▶ **Task goal**
Transcribe every record in full, keeping it exactly the same.

▶ **Exercise data**

**********

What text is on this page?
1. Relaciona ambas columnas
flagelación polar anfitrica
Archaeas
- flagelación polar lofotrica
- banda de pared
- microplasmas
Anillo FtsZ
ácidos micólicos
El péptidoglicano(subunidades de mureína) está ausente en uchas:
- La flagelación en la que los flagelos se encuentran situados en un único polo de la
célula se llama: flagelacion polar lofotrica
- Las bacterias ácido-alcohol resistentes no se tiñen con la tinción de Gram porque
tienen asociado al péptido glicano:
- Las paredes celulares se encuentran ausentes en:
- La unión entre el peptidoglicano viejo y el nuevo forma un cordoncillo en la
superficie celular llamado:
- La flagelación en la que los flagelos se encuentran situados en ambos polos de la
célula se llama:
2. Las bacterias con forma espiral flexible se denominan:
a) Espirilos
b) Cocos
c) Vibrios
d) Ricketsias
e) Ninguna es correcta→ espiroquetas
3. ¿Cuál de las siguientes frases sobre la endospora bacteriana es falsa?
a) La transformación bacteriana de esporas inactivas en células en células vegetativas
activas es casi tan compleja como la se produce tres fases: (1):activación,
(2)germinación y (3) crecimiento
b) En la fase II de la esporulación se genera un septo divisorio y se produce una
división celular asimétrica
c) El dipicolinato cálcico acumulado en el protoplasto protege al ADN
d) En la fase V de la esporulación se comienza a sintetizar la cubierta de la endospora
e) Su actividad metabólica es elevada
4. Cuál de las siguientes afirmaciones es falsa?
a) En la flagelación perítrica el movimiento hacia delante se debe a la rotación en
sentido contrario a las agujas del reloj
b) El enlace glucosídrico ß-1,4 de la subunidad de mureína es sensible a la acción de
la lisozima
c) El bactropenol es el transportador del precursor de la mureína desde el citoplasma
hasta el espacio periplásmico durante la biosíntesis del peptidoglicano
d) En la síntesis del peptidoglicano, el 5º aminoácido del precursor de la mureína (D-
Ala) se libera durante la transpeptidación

**********

▶ **Task solution**
What text is on this page?
1. Relaciona ambas columnas
flagelación polar anfitrica
Archaeas
- flagelación polar lofotrica
- banda de pared
- microplasmas
Anillo FtsZ
ácidos micólicos
El péptidoglicano(subunidades de mureína) está ausente en uchas:
- La flagelación en la que los flagelos se encuentran situados en un único polo de la
célula se llama: flagelacion polar lofotrica
- Las bacterias ácido-alcohol resistentes no se tiñen con la tinción de Gram porque
tienen asociado al péptido glicano:
- Las paredes celulares se encuentran ausentes en:
- La unión entre el peptidoglicano viejo y el nuevo forma un cordoncillo en la
superficie celular llamado:
- La flagelación en la que los flagelos se encuentran situados en ambos polos de la
célula se llama:
2. Las bacterias con forma espiral flexible se denominan:
a) Espirilos
b) Cocos
c) Vibrios
d) Ricketsias
e) Ninguna es correcta→ espiroquetas
3. ¿Cuál de las siguientes frases sobre la endospora bacteriana es falsa?
a) La transformación bacteriana de esporas inactivas en células en células vegetativas
activas es casi tan compleja como la se produce tres fases: (1):activación,
(2)germinación y (3) crecimiento
b) En la fase II de la esporulación se genera un septo divisorio y se produce una
división celular asimétrica
c) El dipicolinato cálcico acumulado en el protoplasto protege al ADN
d) En la fase V de la esporulación se comienza a sintetizar la cubierta de la endospora
e) Su actividad metabólica es elevada
4. Cuál de las siguientes afirmaciones es falsa?
a) En la flagelación perítrica el movimiento hacia delante se debe a la rotación en
sentido contrario a las agujas del reloj
b) El enlace glucosídrico ß-1,4 de la subunidad de mureína es sensible a la acción de
la lisozima
c) El bactropenol es el transportador del precursor de la mureína desde el citoplasma
hasta el espacio periplásmico durante la biosíntesis del peptidoglicano
d) En la síntesis del peptidoglicano, el 5º aminoácido del precursor de la mureína (D-
Ala) se libera durante la transpeptidación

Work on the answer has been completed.